▶ **WHAT IS REQUIRED**:
Write out the whole listing again, exactly.
### MATERIAL FOR THE TASK
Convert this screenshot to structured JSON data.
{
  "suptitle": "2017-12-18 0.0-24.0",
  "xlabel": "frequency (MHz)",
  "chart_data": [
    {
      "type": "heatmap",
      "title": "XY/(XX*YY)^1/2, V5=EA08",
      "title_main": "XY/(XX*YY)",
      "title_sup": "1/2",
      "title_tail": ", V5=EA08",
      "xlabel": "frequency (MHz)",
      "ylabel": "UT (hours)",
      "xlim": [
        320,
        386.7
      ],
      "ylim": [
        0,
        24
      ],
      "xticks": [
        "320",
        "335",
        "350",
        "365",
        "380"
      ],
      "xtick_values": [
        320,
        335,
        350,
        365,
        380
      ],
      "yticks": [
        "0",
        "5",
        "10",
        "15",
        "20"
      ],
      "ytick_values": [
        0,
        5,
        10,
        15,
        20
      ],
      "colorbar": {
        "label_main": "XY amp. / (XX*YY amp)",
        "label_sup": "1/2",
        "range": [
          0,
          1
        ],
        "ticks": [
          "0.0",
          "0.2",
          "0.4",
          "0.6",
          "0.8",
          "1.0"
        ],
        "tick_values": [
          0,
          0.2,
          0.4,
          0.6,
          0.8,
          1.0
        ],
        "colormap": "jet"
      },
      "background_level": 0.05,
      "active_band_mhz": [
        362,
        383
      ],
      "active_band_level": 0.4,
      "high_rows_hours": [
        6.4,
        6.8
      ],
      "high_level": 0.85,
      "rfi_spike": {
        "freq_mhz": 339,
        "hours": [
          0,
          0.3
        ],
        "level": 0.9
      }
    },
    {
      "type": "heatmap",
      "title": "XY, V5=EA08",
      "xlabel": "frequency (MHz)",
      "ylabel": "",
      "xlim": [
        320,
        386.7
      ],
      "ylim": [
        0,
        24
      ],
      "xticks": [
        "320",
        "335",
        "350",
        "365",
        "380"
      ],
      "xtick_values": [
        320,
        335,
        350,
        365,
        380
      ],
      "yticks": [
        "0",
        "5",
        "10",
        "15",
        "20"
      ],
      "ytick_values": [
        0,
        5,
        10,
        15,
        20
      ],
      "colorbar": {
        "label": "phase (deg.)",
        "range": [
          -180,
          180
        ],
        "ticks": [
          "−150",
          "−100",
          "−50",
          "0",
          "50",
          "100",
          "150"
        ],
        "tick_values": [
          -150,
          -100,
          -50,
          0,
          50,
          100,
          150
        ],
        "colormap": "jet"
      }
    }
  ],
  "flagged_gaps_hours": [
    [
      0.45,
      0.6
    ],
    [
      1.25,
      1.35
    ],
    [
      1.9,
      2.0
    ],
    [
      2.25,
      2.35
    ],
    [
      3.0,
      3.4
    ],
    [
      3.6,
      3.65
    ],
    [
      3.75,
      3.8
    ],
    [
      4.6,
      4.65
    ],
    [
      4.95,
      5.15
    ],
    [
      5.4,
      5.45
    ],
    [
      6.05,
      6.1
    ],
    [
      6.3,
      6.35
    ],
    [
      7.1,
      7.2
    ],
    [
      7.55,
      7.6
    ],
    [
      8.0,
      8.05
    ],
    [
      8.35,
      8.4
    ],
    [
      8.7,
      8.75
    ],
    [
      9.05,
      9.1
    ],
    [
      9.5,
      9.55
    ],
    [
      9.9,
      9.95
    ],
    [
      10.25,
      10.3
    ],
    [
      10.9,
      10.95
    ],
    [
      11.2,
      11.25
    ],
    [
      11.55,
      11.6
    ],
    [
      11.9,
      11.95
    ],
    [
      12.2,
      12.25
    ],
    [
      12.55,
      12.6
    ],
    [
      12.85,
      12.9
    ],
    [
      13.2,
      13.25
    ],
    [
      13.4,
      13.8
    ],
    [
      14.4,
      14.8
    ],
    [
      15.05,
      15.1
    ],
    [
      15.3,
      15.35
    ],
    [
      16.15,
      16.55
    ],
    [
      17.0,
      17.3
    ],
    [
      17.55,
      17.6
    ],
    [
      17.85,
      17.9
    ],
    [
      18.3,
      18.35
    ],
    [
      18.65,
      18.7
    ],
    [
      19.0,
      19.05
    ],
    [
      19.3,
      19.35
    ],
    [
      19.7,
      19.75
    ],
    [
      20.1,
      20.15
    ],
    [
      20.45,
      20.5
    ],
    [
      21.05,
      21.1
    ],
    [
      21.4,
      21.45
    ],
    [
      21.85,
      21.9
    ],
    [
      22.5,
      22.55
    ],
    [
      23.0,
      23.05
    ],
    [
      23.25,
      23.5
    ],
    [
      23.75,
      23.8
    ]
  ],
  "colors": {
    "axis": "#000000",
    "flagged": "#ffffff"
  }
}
######
▶ **SOLUTION TO THE PROBLEM**:
Convert this screenshot to structured JSON data.
{
  "suptitle": "2017-12-18 0.0-24.0",
  "xlabel": "frequency (MHz)",
  "chart_data": [
    {
      "type": "heatmap",
      "title": "XY/(XX*YY)^1/2, V5=EA08",
      "title_main": "XY/(XX*YY)",
      "title_sup": "1/2",
      "title_tail": ", V5=EA08",
      "xlabel": "frequency (MHz)",
      "ylabel": "UT (hours)",
      "xlim": [
        320,
        386.7
      ],
      "ylim": [
        0,
        24
      ],
      "xticks": [
        "320",
        "335",
        "350",
        "365",
        "380"
      ],
      "xtick_values": [
        320,
        335,
        350,
        365,
        380
      ],
      "yticks": [
        "0",
        "5",
        "10",
        "15",
        "20"
      ],
      "ytick_values": [
        0,
        5,
        10,
        15,
        20
      ],
      "colorbar": {
        "label_main": "XY amp. / (XX*YY amp)",
        "label_sup": "1/2",
        "range": [
          0,
          1
        ],
        "ticks": [
          "0.0",
          "0.2",
          "0.4",
          "0.6",
          "0.8",
          "1.0"
        ],
        "tick_values": [
          0,
          0.2,
          0.4,
          0.6,
          0.8,
          1.0
        ],
        "colormap": "jet"
      },
      "background_level": 0.05,
      "active_band_mhz": [
        362,
        383
      ],
      "active_band_level": 0.4,
      "high_rows_hours": [
        6.4,
        6.8
      ],
      "high_level": 0.85,
      "rfi_spike": {
        "freq_mhz": 339,
        "hours": [
          0,
          0.3
        ],
        "level": 0.9
      }
    },
    {
      "type": "heatmap",
      "title": "XY, V5=EA08",
      "xlabel": "frequency (MHz)",
      "ylabel": "",
      "xlim": [
        320,
        386.7
      ],
      "ylim": [
        0,
        24
      ],
      "xticks": [
        "320",
        "335",
        "350",
        "365",
        "380"
      ],
      "xtick_values": [
        320,
        335,
        350,
        365,
        380
      ],
      "yticks": [
        "0",
        "5",
        "10",
        "15",
        "20"
      ],
      "ytick_values": [
        0,
        5,
        10,
        15,
        20
      ],
      "colorbar": {
        "label": "phase (deg.)",
        "range": [
          -180,
          180
        ],
        "ticks": [
          "−150",
          "−100",
          "−50",
          "0",
          "50",
          "100",
          "150"
        ],
        "tick_values": [
          -150,
          -100,
          -50,
          0,
          50,
          100,
          150
        ],
        "colormap": "jet"
      }
    }
  ],
  "flagged_gaps_hours": [
    [
      0.45,
      0.6
    ],
    [
      1.25,
      1.35
    ],
    [
      1.9,
      2.0
    ],
    [
      2.25,
      2.35
    ],
    [
      3.0,
      3.4
    ],
    [
      3.6,
      3.65
    ],
    [
      3.75,
      3.8
    ],
    [
      4.6,
      4.65
    ],
    [
      4.95,
      5.15
    ],
    [
      5.4,
      5.45
    ],
    [
      6.05,
      6.1
    ],
    [
      6.3,
      6.35
    ],
    [
      7.1,
      7.2
    ],
    [
      7.55,
      7.6
    ],
    [
      8.0,
      8.05
    ],
    [
      8.35,
      8.4
    ],
    [
      8.7,
      8.75
    ],
    [
      9.05,
      9.1
    ],
    [
      9.5,
      9.55
    ],
    [
      9.9,
      9.95
    ],
    [
      10.25,
      10.3
    ],
    [
      10.9,
      10.95
    ],
    [
      11.2,
      11.25
    ],
    [
      11.55,
      11.6
    ],
    [
      11.9,
      11.95
    ],
    [
      12.2,
      12.25
    ],
    [
      12.55,
      12.6
    ],
    [
      12.85,
      12.9
    ],
    [
      13.2,
      13.25
    ],
    [
      13.4,
      13.8
    ],
    [
      14.4,
      14.8
    ],
    [
      15.05,
      15.1
    ],
    [
      15.3,
      15.35
    ],
    [
      16.15,
      16.55
    ],
    [
      17.0,
      17.3
    ],
    [
      17.55,
      17.6
    ],
    [
      17.85,
      17.9
    ],
    [
      18.3,
      18.35
    ],
    [
      18.65,
      18.7
    ],
    [
      19.0,
      19.05
    ],
    [
      19.3,
      19.35
    ],
    [
      19.7,
      19.75
    ],
    [
      20.1,
      20.15
    ],
    [
      20.45,
      20.5
    ],
    [
      21.05,
      21.1
    ],
    [
      21.4,
      21.45
    ],
    [
      21.85,
      21.9
    ],
    [
      22.5,
      22.55
    ],
    [
      23.0,
      23.05
    ],
    [
      23.25,
      23.5
    ],
    [
      23.75,
      23.8
    ]
  ],
  "colors": {
    "axis": "#000000",
    "flagged": "#ffffff"
  }
}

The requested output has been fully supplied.